◆ Data shown:
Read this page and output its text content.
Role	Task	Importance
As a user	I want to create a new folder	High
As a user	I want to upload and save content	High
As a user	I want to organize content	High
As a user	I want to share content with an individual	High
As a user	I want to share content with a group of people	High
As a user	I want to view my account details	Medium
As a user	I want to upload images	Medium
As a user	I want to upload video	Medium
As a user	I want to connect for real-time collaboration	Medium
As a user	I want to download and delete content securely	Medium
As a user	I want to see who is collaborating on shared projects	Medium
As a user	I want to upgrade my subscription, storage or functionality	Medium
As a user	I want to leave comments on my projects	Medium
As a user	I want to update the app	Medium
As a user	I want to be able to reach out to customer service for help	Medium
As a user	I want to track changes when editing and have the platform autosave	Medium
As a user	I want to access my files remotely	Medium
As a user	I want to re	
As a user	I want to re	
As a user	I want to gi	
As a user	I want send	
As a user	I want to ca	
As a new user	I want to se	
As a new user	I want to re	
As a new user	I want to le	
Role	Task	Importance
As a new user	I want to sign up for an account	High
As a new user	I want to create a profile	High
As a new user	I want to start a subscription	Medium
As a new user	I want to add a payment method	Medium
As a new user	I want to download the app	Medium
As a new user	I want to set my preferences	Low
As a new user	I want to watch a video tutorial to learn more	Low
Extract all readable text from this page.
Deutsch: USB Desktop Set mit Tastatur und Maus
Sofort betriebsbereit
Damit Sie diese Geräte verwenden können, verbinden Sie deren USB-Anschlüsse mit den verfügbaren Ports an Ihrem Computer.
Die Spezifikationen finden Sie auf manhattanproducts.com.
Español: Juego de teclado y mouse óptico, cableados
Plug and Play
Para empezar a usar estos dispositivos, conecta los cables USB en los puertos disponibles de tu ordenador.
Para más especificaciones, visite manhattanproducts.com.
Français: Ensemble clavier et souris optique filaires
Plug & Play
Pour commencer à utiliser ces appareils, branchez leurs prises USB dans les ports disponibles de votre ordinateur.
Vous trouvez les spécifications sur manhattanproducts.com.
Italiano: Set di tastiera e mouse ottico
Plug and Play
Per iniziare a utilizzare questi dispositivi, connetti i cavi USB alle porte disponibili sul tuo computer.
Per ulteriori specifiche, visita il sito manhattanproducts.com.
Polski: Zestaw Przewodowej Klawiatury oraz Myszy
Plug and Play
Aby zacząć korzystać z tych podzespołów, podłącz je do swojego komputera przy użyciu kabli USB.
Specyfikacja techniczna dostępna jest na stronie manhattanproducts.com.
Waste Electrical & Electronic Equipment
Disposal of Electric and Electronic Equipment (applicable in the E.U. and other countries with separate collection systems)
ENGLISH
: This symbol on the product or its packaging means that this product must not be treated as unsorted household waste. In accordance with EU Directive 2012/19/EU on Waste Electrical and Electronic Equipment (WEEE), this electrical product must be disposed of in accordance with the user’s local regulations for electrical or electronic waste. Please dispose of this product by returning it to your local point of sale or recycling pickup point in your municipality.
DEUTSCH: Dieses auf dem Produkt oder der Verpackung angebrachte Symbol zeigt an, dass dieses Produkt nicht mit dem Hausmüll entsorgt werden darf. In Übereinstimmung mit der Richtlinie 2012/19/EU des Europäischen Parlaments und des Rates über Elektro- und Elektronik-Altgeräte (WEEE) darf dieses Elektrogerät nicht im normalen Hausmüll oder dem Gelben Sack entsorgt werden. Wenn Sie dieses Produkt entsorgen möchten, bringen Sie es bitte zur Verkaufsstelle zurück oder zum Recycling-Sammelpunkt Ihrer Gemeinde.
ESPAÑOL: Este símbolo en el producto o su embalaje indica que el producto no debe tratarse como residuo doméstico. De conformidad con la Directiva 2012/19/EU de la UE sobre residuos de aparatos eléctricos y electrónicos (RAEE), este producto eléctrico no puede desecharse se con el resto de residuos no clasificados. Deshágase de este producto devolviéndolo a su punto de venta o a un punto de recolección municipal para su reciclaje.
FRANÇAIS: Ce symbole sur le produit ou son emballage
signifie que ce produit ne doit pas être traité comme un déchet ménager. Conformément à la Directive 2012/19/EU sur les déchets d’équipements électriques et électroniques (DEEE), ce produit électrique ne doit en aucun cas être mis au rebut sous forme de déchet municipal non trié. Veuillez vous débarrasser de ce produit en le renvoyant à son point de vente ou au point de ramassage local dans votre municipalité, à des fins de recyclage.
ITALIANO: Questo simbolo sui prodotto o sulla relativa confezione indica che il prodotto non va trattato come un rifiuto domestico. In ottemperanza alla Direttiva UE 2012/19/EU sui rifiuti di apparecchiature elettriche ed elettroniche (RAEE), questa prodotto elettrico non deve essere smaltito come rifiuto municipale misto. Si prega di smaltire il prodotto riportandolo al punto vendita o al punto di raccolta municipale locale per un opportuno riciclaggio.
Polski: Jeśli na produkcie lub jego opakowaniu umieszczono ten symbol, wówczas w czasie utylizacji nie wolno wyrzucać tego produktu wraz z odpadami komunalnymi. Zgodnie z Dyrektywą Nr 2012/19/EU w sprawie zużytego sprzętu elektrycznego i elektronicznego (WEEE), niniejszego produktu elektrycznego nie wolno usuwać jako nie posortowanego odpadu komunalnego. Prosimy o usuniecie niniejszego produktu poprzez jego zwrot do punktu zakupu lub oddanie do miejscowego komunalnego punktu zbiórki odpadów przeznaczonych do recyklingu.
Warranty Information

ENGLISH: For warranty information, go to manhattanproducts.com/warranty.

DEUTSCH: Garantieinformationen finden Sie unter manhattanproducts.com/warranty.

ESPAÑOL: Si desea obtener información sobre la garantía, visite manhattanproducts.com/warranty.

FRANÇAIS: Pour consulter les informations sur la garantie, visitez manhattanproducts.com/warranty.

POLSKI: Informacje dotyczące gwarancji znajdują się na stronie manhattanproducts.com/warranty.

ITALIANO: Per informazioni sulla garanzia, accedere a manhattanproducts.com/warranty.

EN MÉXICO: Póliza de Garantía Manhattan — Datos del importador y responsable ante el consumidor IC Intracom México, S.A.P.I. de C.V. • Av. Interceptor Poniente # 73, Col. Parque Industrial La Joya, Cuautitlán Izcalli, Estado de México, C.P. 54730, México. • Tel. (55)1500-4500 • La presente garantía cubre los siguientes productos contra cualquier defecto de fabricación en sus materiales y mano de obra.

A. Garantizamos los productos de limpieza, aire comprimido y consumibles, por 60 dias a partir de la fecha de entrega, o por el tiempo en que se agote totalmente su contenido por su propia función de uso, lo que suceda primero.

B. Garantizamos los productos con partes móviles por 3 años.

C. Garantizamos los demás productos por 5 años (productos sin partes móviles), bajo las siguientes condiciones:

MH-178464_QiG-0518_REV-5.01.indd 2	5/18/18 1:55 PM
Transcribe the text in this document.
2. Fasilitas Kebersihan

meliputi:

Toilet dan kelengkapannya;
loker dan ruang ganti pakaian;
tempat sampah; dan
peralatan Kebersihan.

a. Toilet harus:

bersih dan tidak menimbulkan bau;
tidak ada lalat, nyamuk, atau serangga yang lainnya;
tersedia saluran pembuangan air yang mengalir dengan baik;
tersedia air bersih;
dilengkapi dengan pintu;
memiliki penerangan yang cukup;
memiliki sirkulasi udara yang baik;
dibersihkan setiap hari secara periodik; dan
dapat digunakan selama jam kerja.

◆ Set problem: Write out each line of the data above again, exactly as given.

◆ Task output:
Read this page and output its text content.
Role	Task	Importance
As a user	I want to create a new folder	High
As a user	I want to upload and save content	High
As a user	I want to organize content	High
As a user	I want to share content with an individual	High
As a user	I want to share content with a group of people	High
As a user	I want to view my account details	Medium
As a user	I want to upload images	Medium
As a user	I want to upload video	Medium
As a user	I want to connect for real-time collaboration	Medium
As a user	I want to download and delete content securely	Medium
As a user	I want to see who is collaborating on shared projects	Medium
As a user	I want to upgrade my subscription, storage or functionality	Medium
As a user	I want to leave comments on my projects	Medium
As a user	I want to update the app	Medium
As a user	I want to be able to reach out to customer service for help	Medium
As a user	I want to track changes when editing and have the platform autosave	Medium
As a user	I want to access my files remotely	Medium
As a user	I want to re	
As a user	I want to re	
As a user	I want to gi	
As a user	I want send	
As a user	I want to ca	
As a new user	I want to se	
As a new user	I want to re	
As a new user	I want to le	
Role	Task	Importance
As a new user	I want to sign up for an account	High
As a new user	I want to create a profile	High
As a new user	I want to start a subscription	Medium
As a new user	I want to add a payment method	Medium
As a new user	I want to download the app	Medium
As a new user	I want to set my preferences	Low
As a new user	I want to watch a video tutorial to learn more	Low
Extract all readable text from this page.
Deutsch: USB Desktop Set mit Tastatur und Maus
Sofort betriebsbereit
Damit Sie diese Geräte verwenden können, verbinden Sie deren USB-Anschlüsse mit den verfügbaren Ports an Ihrem Computer.
Die Spezifikationen finden Sie auf manhattanproducts.com.
Español: Juego de teclado y mouse óptico, cableados
Plug and Play
Para empezar a usar estos dispositivos, conecta los cables USB en los puertos disponibles de tu ordenador.
Para más especificaciones, visite manhattanproducts.com.
Français: Ensemble clavier et souris optique filaires
Plug & Play
Pour commencer à utiliser ces appareils, branchez leurs prises USB dans les ports disponibles de votre ordinateur.
Vous trouvez les spécifications sur manhattanproducts.com.
Italiano: Set di tastiera e mouse ottico
Plug and Play
Per iniziare a utilizzare questi dispositivi, connetti i cavi USB alle porte disponibili sul tuo computer.
Per ulteriori specifiche, visita il sito manhattanproducts.com.
Polski: Zestaw Przewodowej Klawiatury oraz Myszy
Plug and Play
Aby zacząć korzystać z tych podzespołów, podłącz je do swojego komputera przy użyciu kabli USB.
Specyfikacja techniczna dostępna jest na stronie manhattanproducts.com.
Waste Electrical & Electronic Equipment
Disposal of Electric and Electronic Equipment (applicable in the E.U. and other countries with separate collection systems)
ENGLISH
: This symbol on the product or its packaging means that this product must not be treated as unsorted household waste. In accordance with EU Directive 2012/19/EU on Waste Electrical and Electronic Equipment (WEEE), this electrical product must be disposed of in accordance with the user’s local regulations for electrical or electronic waste. Please dispose of this product by returning it to your local point of sale or recycling pickup point in your municipality.
DEUTSCH: Dieses auf dem Produkt oder der Verpackung angebrachte Symbol zeigt an, dass dieses Produkt nicht mit dem Hausmüll entsorgt werden darf. In Übereinstimmung mit der Richtlinie 2012/19/EU des Europäischen Parlaments und des Rates über Elektro- und Elektronik-Altgeräte (WEEE) darf dieses Elektrogerät nicht im normalen Hausmüll oder dem Gelben Sack entsorgt werden. Wenn Sie dieses Produkt entsorgen möchten, bringen Sie es bitte zur Verkaufsstelle zurück oder zum Recycling-Sammelpunkt Ihrer Gemeinde.
ESPAÑOL: Este símbolo en el producto o su embalaje indica que el producto no debe tratarse como residuo doméstico. De conformidad con la Directiva 2012/19/EU de la UE sobre residuos de aparatos eléctricos y electrónicos (RAEE), este producto eléctrico no puede desecharse se con el resto de residuos no clasificados. Deshágase de este producto devolviéndolo a su punto de venta o a un punto de recolección municipal para su reciclaje.
FRANÇAIS: Ce symbole sur le produit ou son emballage
signifie que ce produit ne doit pas être traité comme un déchet ménager. Conformément à la Directive 2012/19/EU sur les déchets d’équipements électriques et électroniques (DEEE), ce produit électrique ne doit en aucun cas être mis au rebut sous forme de déchet municipal non trié. Veuillez vous débarrasser de ce produit en le renvoyant à son point de vente ou au point de ramassage local dans votre municipalité, à des fins de recyclage.
ITALIANO: Questo simbolo sui prodotto o sulla relativa confezione indica che il prodotto non va trattato come un rifiuto domestico. In ottemperanza alla Direttiva UE 2012/19/EU sui rifiuti di apparecchiature elettriche ed elettroniche (RAEE), questa prodotto elettrico non deve essere smaltito come rifiuto municipale misto. Si prega di smaltire il prodotto riportandolo al punto vendita o al punto di raccolta municipale locale per un opportuno riciclaggio.
Polski: Jeśli na produkcie lub jego opakowaniu umieszczono ten symbol, wówczas w czasie utylizacji nie wolno wyrzucać tego produktu wraz z odpadami komunalnymi. Zgodnie z Dyrektywą Nr 2012/19/EU w sprawie zużytego sprzętu elektrycznego i elektronicznego (WEEE), niniejszego produktu elektrycznego nie wolno usuwać jako nie posortowanego odpadu komunalnego. Prosimy o usuniecie niniejszego produktu poprzez jego zwrot do punktu zakupu lub oddanie do miejscowego komunalnego punktu zbiórki odpadów przeznaczonych do recyklingu.
Warranty Information

ENGLISH: For warranty information, go to manhattanproducts.com/warranty.

DEUTSCH: Garantieinformationen finden Sie unter manhattanproducts.com/warranty.

ESPAÑOL: Si desea obtener información sobre la garantía, visite manhattanproducts.com/warranty.

FRANÇAIS: Pour consulter les informations sur la garantie, visitez manhattanproducts.com/warranty.

POLSKI: Informacje dotyczące gwarancji znajdują się na stronie manhattanproducts.com/warranty.

ITALIANO: Per informazioni sulla garanzia, accedere a manhattanproducts.com/warranty.

EN MÉXICO: Póliza de Garantía Manhattan — Datos del importador y responsable ante el consumidor IC Intracom México, S.A.P.I. de C.V. • Av. Interceptor Poniente # 73, Col. Parque Industrial La Joya, Cuautitlán Izcalli, Estado de México, C.P. 54730, México. • Tel. (55)1500-4500 • La presente garantía cubre los siguientes productos contra cualquier defecto de fabricación en sus materiales y mano de obra.

A. Garantizamos los productos de limpieza, aire comprimido y consumibles, por 60 dias a partir de la fecha de entrega, o por el tiempo en que se agote totalmente su contenido por su propia función de uso, lo que suceda primero.

B. Garantizamos los productos con partes móviles por 3 años.

C. Garantizamos los demás productos por 5 años (productos sin partes móviles), bajo las siguientes condiciones:

MH-178464_QiG-0518_REV-5.01.indd 2	5/18/18 1:55 PM
Transcribe the text in this document.
2. Fasilitas Kebersihan

meliputi:

Toilet dan kelengkapannya;
loker dan ruang ganti pakaian;
tempat sampah; dan
peralatan Kebersihan.

a. Toilet harus:

bersih dan tidak menimbulkan bau;
tidak ada lalat, nyamuk, atau serangga yang lainnya;
tersedia saluran pembuangan air yang mengalir dengan baik;
tersedia air bersih;
dilengkapi dengan pintu;
memiliki penerangan yang cukup;
memiliki sirkulasi udara yang baik;
dibersihkan setiap hari secara periodik; dan
dapat digunakan selama jam kerja.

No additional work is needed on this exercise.